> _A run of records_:
"""

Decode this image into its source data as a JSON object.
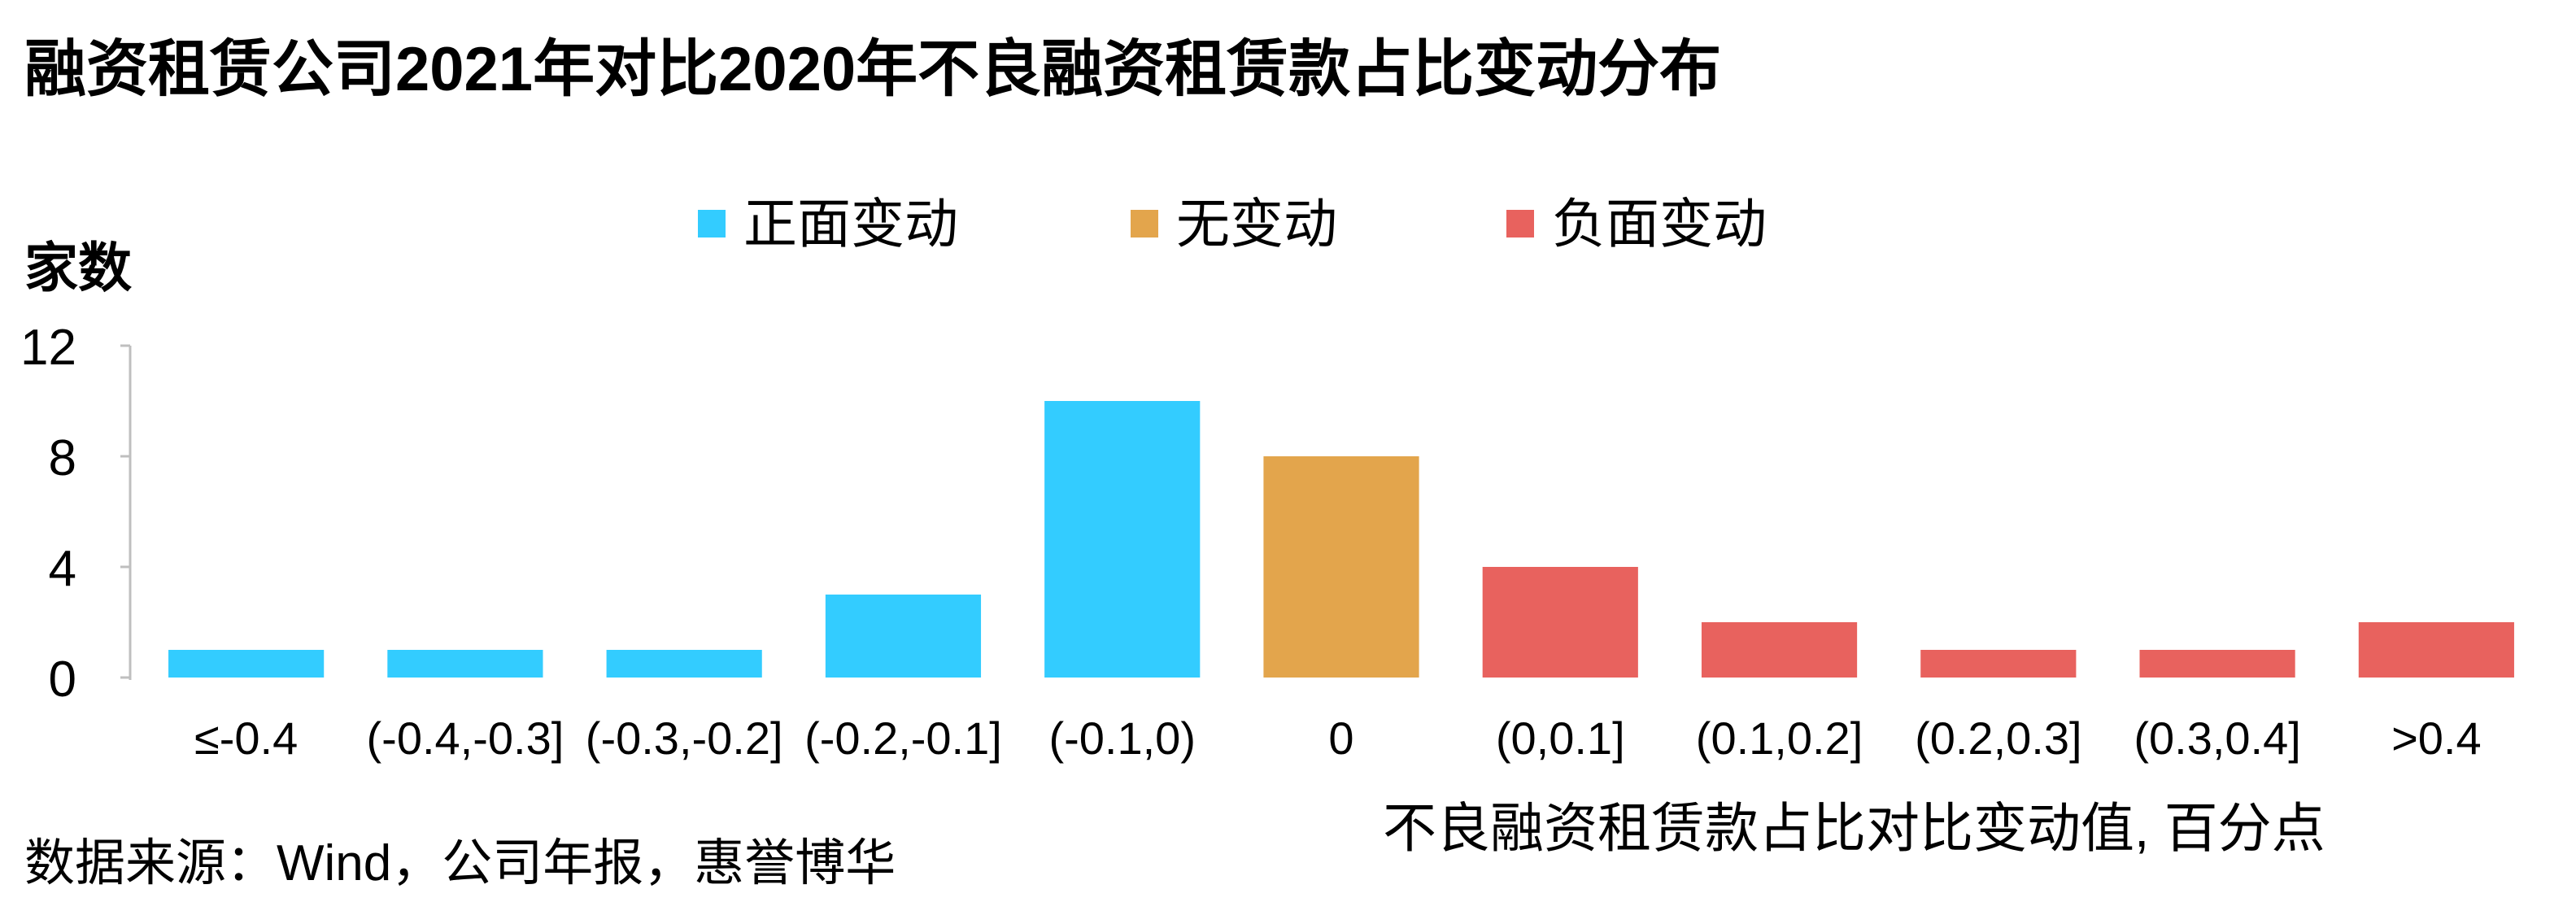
{
  "title": "融资租赁公司2021年对比2020年不良融资租赁款占比变动分布",
  "source": "数据来源：Wind，公司年报，惠誉博华",
  "chart_data": {
    "type": "bar",
    "categories": [
      "≤-0.4",
      "(-0.4,-0.3]",
      "(-0.3,-0.2]",
      "(-0.2,-0.1]",
      "(-0.1,0)",
      "0",
      "(0,0.1]",
      "(0.1,0.2]",
      "(0.2,0.3]",
      "(0.3,0.4]",
      ">0.4"
    ],
    "values": [
      1,
      1,
      1,
      3,
      10,
      8,
      4,
      2,
      1,
      1,
      2
    ],
    "bar_groups": [
      "positive",
      "positive",
      "positive",
      "positive",
      "positive",
      "none",
      "negative",
      "negative",
      "negative",
      "negative",
      "negative"
    ],
    "legend": [
      {
        "key": "positive",
        "label": "正面变动",
        "color": "#33CCFF"
      },
      {
        "key": "none",
        "label": "无变动",
        "color": "#E3A54C"
      },
      {
        "key": "negative",
        "label": "负面变动",
        "color": "#E8625E"
      }
    ],
    "ylabel": "家数",
    "xlabel": "不良融资租赁款占比对比变动值, 百分点",
    "ylim": [
      0,
      12
    ],
    "yticks": [
      "0",
      "4",
      "8",
      "12"
    ],
    "grid": false,
    "legend_position": "top"
  }
}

"""

> _DO THIS_: Print the listing above in full, exactly as written. Omit any pictures.

> _RESPONSE BELOW_:
Decode this image into its source data as a JSON object.
{
  "title": "融资租赁公司2021年对比2020年不良融资租赁款占比变动分布",
  "source": "数据来源：Wind，公司年报，惠誉博华",
  "chart_data": {
    "type": "bar",
    "categories": [
      "≤-0.4",
      "(-0.4,-0.3]",
      "(-0.3,-0.2]",
      "(-0.2,-0.1]",
      "(-0.1,0)",
      "0",
      "(0,0.1]",
      "(0.1,0.2]",
      "(0.2,0.3]",
      "(0.3,0.4]",
      ">0.4"
    ],
    "values": [
      1,
      1,
      1,
      3,
      10,
      8,
      4,
      2,
      1,
      1,
      2
    ],
    "bar_groups": [
      "positive",
      "positive",
      "positive",
      "positive",
      "positive",
      "none",
      "negative",
      "negative",
      "negative",
      "negative",
      "negative"
    ],
    "legend": [
      {
        "key": "positive",
        "label": "正面变动",
        "color": "#33CCFF"
      },
      {
        "key": "none",
        "label": "无变动",
        "color": "#E3A54C"
      },
      {
        "key": "negative",
        "label": "负面变动",
        "color": "#E8625E"
      }
    ],
    "ylabel": "家数",
    "xlabel": "不良融资租赁款占比对比变动值, 百分点",
    "ylim": [
      0,
      12
    ],
    "yticks": [
      "0",
      "4",
      "8",
      "12"
    ],
    "grid": false,
    "legend_position": "top"
  }
}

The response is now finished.